» **The request**
Find each line with the string "this" and copy it.

» **Supplied information**
--- begin ---

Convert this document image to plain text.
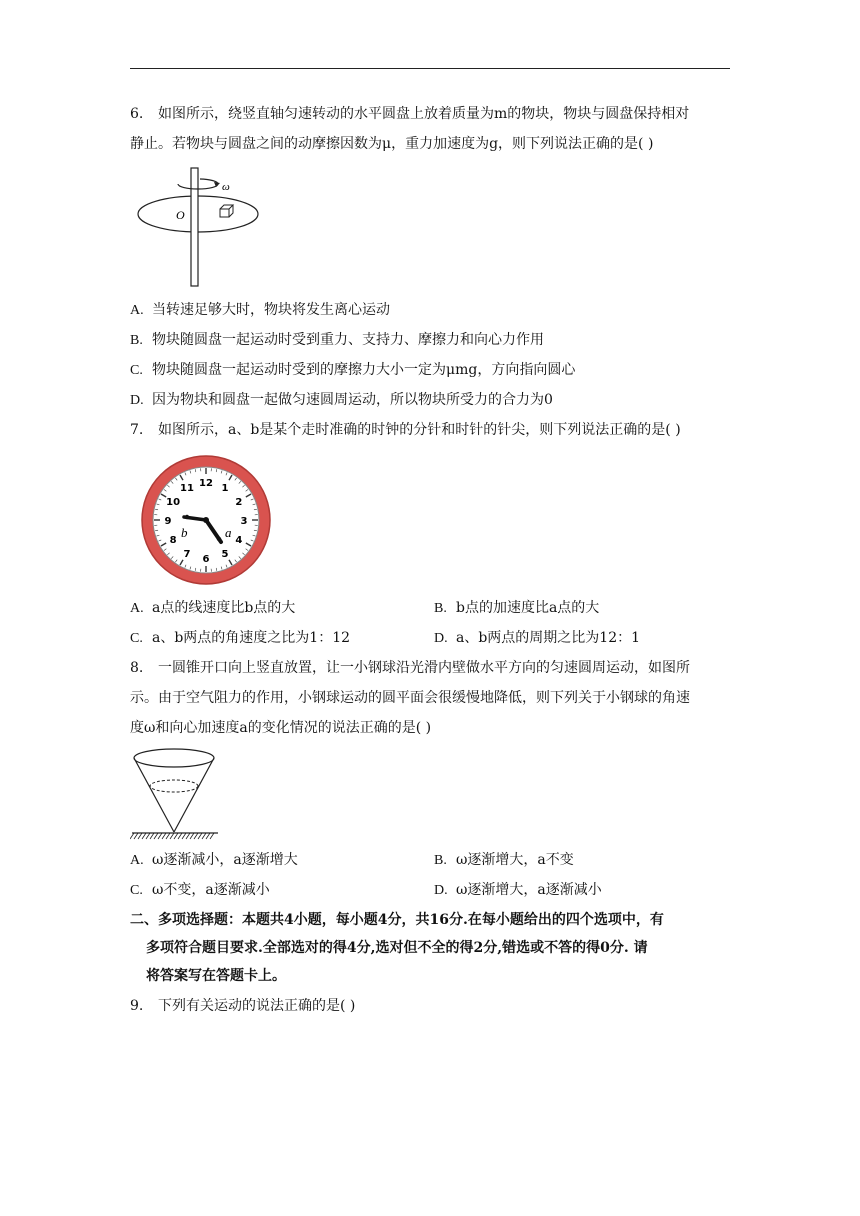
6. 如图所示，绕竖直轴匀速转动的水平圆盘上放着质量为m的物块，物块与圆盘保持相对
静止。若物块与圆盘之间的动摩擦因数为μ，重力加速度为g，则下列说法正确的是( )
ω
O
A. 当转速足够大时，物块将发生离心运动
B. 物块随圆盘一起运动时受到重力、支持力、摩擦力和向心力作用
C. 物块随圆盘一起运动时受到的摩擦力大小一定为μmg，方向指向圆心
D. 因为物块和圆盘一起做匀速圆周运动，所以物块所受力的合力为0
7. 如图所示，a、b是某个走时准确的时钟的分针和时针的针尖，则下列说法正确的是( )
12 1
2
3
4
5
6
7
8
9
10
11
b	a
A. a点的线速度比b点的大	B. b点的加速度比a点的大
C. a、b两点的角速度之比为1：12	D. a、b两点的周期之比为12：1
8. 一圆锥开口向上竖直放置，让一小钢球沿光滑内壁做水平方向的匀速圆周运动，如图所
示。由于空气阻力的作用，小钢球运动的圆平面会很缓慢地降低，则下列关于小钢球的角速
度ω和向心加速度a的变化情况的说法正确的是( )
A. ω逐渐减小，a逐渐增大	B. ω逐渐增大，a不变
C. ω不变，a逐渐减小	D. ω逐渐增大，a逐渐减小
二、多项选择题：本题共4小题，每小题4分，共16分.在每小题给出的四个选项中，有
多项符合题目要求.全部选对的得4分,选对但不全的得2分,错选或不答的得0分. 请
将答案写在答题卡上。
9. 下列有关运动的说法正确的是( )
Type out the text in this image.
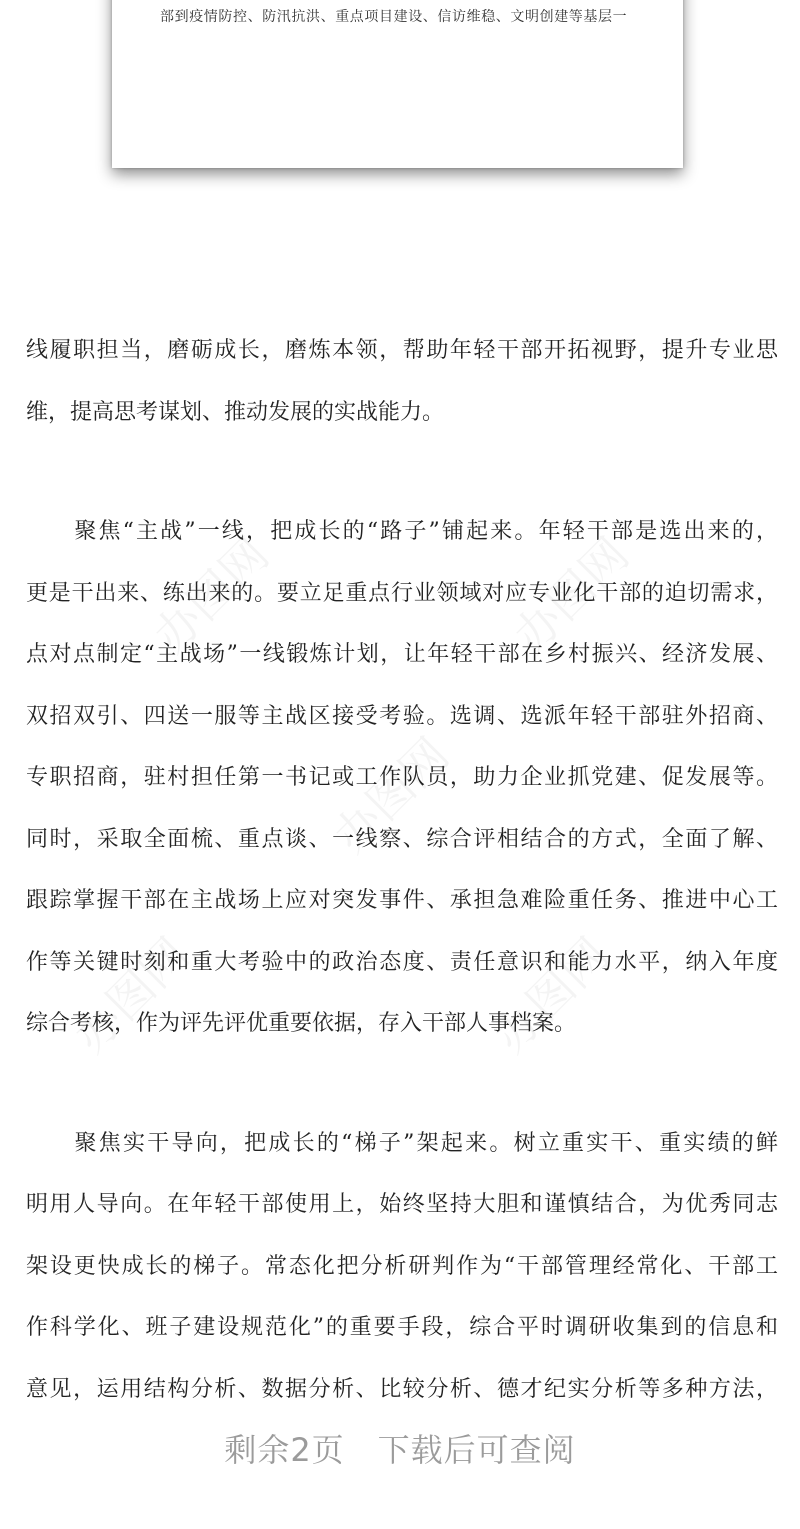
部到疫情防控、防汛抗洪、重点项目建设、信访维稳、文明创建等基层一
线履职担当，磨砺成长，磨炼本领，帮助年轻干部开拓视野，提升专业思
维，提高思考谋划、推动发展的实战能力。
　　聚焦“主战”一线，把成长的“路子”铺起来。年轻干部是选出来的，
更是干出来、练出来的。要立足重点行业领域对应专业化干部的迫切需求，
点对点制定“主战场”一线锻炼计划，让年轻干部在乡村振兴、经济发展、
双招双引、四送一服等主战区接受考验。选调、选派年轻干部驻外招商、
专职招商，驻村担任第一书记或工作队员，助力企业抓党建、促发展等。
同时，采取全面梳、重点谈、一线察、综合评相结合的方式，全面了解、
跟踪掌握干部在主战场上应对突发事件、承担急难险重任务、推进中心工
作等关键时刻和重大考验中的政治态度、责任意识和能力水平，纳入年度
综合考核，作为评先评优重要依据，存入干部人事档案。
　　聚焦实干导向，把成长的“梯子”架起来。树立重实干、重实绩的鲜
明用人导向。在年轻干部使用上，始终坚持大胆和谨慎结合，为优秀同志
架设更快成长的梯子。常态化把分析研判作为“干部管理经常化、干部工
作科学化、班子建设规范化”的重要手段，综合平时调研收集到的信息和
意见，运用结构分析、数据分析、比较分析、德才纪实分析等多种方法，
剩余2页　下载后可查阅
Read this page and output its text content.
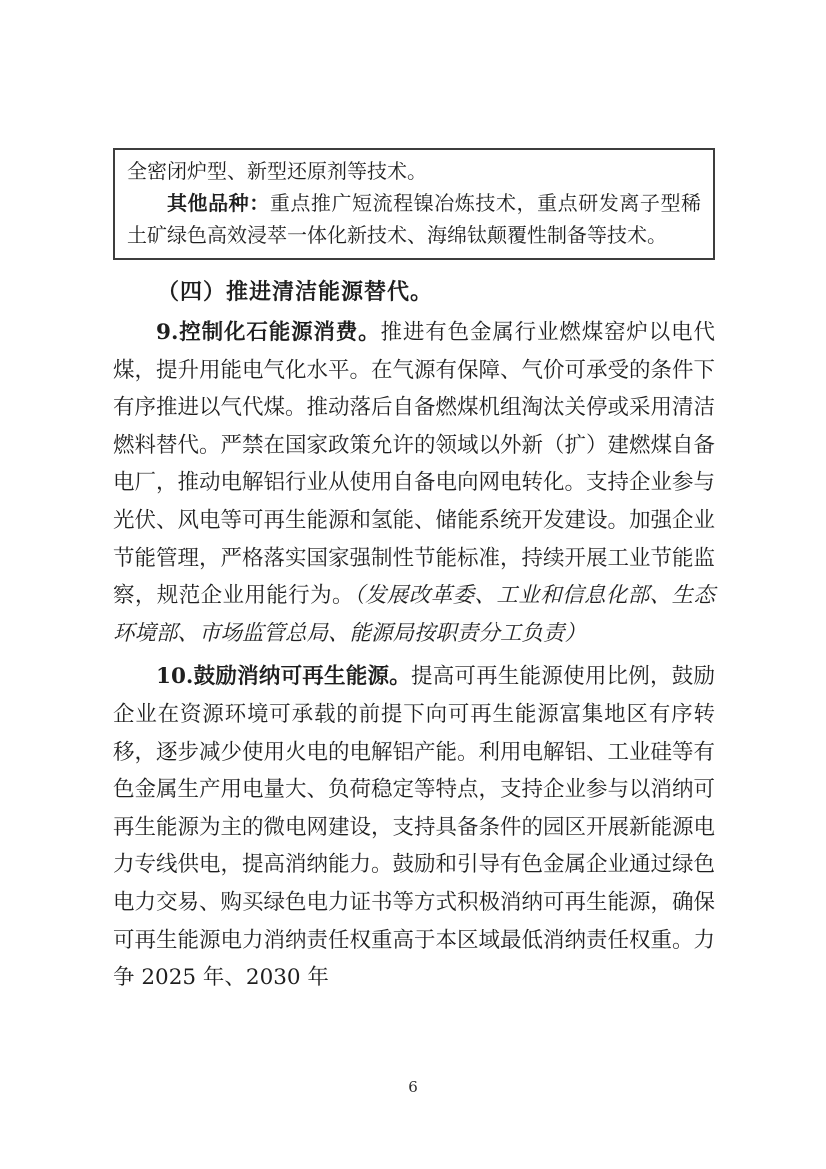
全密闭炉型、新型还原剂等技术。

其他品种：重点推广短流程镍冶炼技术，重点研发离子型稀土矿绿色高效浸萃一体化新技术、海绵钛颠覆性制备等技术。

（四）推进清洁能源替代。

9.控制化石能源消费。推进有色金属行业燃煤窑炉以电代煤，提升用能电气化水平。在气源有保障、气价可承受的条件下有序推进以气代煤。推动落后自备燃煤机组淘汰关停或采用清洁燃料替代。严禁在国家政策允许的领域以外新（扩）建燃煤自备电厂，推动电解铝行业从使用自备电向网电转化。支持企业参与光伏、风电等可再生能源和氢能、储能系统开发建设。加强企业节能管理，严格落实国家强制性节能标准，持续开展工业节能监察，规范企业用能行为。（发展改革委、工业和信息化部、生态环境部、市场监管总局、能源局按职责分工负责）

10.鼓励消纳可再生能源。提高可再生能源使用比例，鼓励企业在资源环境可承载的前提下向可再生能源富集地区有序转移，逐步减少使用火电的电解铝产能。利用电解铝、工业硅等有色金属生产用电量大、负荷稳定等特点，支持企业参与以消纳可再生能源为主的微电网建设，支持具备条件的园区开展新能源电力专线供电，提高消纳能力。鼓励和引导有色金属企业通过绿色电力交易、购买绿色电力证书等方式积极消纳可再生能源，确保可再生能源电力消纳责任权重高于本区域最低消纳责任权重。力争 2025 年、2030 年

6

--- end ---

» **Exercise output**
Convert this document image to plain text.
Type out the text in this image.
Read this page and output its text content.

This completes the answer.